▼▼▼
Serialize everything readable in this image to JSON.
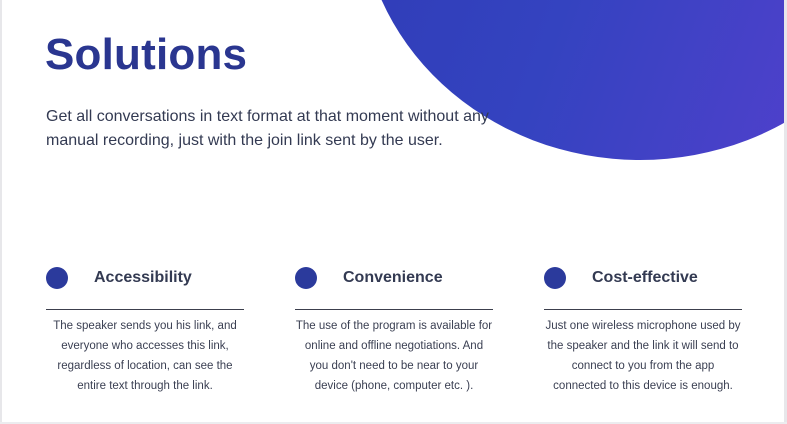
{
  "header": {
    "title": "Solutions",
    "subtitle": "Get all conversations in text format at that moment without any manual recording, just with the join link sent by the user."
  },
  "colors": {
    "accent_dark": "#2a3690",
    "gradient_start": "#2e3ab4",
    "gradient_end": "#5a3fd0",
    "text": "#333a52"
  },
  "features": [
    {
      "title": "Accessibility",
      "description": "The speaker sends you his link, and everyone who accesses this link, regardless of location, can see the entire text through the link."
    },
    {
      "title": "Convenience",
      "description": "The use of the program is available for online and offline negotiations. And you don't need to be near to your device (phone, computer etc. )."
    },
    {
      "title": "Cost-effective",
      "description": "Just one wireless microphone used by the speaker and the link it will send to connect to you from the app connected to this device is enough."
    }
  ]
}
▲▲▲
→ Goal:
Pick each line holding the word "device" out of the listing.

→ Written answer:
      "description": "The use of the program is available for online and offline negotiations. And you don't need to be near to your device (phone, computer etc. )."
      "description": "Just one wireless microphone used by the speaker and the link it will send to connect to you from the app connected to this device is enough."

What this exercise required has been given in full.